• EXERCISE INSTRUCTIONS:
Locate every line in the records below that contains the word "کارشناسان", and copy each one.

• DATASET EXCERPTS:
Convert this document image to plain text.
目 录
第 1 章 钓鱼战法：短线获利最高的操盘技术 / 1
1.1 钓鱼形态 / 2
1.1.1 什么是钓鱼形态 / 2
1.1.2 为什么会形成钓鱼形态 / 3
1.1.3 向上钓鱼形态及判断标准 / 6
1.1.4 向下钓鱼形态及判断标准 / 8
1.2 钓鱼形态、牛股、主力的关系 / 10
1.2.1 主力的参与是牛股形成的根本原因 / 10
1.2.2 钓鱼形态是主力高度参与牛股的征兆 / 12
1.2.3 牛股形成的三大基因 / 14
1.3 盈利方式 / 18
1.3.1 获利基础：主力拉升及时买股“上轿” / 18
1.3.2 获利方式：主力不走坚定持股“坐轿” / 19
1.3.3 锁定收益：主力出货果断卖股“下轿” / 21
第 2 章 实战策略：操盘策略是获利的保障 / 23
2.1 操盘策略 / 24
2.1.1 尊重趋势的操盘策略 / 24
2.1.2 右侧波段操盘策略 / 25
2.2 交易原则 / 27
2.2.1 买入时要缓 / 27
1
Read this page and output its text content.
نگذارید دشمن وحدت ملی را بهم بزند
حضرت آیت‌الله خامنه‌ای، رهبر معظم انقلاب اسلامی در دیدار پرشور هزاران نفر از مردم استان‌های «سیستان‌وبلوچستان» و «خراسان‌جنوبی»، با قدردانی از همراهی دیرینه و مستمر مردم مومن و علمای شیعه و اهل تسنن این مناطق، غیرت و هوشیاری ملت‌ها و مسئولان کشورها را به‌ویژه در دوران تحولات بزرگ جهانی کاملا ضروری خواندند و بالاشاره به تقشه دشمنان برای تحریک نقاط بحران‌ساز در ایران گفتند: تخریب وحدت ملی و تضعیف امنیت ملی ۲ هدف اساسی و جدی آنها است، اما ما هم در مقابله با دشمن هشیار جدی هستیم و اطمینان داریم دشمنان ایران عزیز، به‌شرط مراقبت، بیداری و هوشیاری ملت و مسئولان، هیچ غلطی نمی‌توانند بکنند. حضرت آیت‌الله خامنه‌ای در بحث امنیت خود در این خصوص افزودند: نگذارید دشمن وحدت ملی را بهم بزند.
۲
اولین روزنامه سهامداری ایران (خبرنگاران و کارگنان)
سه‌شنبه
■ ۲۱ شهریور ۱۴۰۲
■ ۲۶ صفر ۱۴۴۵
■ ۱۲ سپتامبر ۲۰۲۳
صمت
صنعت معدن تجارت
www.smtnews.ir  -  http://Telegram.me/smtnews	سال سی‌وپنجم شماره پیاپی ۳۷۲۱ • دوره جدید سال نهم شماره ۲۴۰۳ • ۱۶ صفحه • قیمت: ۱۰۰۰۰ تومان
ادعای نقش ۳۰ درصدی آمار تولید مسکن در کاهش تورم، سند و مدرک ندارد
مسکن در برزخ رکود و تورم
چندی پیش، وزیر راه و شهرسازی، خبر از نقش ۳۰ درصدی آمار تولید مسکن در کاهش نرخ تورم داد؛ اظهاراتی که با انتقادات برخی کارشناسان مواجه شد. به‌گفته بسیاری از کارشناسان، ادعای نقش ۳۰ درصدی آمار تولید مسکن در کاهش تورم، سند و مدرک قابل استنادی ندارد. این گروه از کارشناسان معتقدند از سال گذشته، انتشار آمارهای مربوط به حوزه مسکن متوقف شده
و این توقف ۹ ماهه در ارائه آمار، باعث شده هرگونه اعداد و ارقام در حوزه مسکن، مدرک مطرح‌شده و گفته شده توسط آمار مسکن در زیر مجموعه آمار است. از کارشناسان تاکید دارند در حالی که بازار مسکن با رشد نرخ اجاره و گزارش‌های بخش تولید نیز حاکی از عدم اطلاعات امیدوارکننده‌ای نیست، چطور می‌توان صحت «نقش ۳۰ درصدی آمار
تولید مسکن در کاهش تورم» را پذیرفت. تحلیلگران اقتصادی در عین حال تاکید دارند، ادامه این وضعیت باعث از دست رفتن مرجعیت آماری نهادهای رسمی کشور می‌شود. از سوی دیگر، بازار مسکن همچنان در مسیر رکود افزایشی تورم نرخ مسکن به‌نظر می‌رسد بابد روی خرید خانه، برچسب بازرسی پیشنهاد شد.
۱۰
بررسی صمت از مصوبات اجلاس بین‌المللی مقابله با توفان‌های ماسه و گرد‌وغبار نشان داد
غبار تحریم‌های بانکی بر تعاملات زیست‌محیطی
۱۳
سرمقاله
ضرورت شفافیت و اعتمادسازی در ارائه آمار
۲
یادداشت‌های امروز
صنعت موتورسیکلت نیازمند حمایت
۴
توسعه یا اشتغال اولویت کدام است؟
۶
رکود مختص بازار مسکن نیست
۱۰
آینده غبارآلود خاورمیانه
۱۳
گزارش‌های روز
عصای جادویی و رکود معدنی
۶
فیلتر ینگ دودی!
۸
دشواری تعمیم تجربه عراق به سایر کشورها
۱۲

* * *

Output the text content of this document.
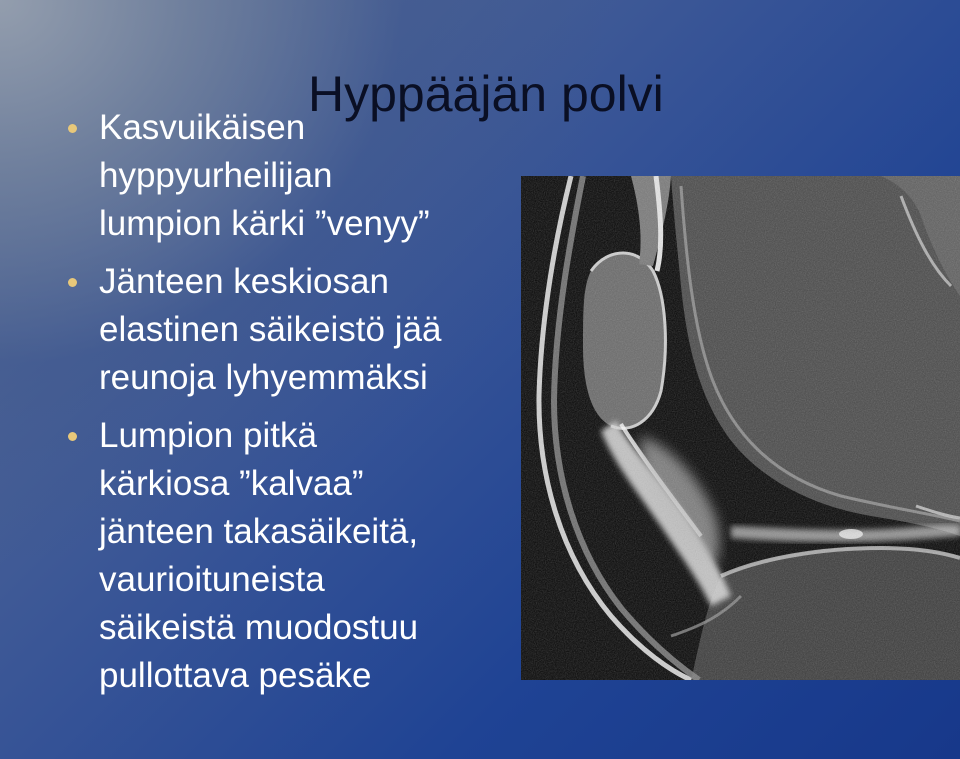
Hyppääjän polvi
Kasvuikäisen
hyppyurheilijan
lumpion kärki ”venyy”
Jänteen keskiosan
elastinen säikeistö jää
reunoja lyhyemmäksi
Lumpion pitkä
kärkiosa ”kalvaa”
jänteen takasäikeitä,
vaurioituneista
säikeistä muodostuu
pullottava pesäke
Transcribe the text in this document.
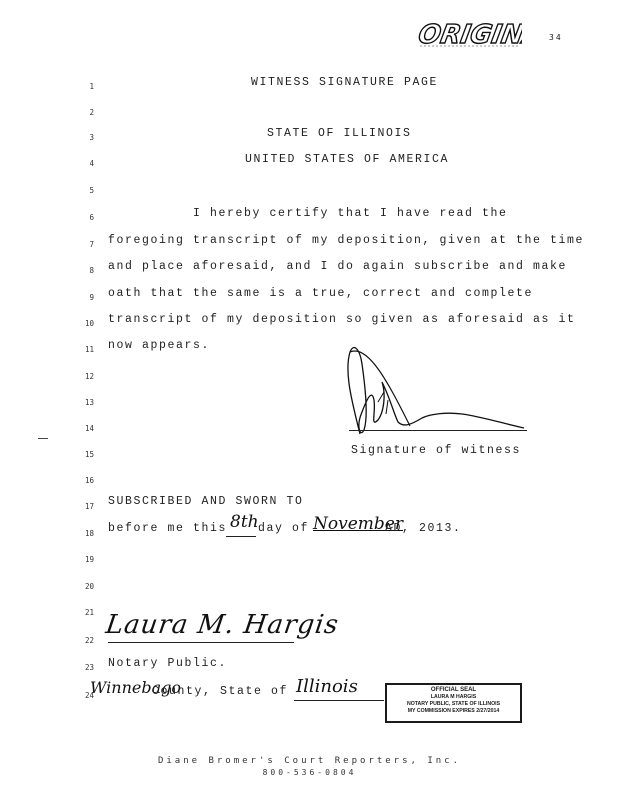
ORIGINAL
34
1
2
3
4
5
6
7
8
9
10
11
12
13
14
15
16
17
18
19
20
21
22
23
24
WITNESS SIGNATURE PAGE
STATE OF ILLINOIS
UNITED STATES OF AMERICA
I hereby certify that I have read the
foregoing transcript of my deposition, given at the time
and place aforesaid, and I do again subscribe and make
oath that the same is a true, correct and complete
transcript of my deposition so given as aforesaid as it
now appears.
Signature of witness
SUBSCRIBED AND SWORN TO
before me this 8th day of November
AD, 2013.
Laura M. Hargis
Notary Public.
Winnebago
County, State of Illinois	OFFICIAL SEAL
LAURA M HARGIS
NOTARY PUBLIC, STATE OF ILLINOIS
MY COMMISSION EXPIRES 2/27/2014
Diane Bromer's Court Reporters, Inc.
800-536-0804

• TASK OUTPUT:
چندی پیش، وزیر راه و شهرسازی، خبر از نقش ۳۰ درصدی آمار تولید مسکن در کاهش نرخ تورم داد؛ اظهاراتی که با انتقادات برخی کارشناسان مواجه شد. به‌گفته بسیاری از کارشناسان، ادعای نقش ۳۰ درصدی آمار تولید مسکن در کاهش تورم، سند و مدرک قابل استنادی ندارد. این گروه از کارشناسان معتقدند از سال گذشته، انتشار آمارهای مربوط به حوزه مسکن متوقف شده
و این توقف ۹ ماهه در ارائه آمار، باعث شده هرگونه اعداد و ارقام در حوزه مسکن، مدرک مطرح‌شده و گفته شده توسط آمار مسکن در زیر مجموعه آمار است. از کارشناسان تاکید دارند در حالی که بازار مسکن با رشد نرخ اجاره و گزارش‌های بخش تولید نیز حاکی از عدم اطلاعات امیدوارکننده‌ای نیست، چطور می‌توان صحت «نقش ۳۰ درصدی آمار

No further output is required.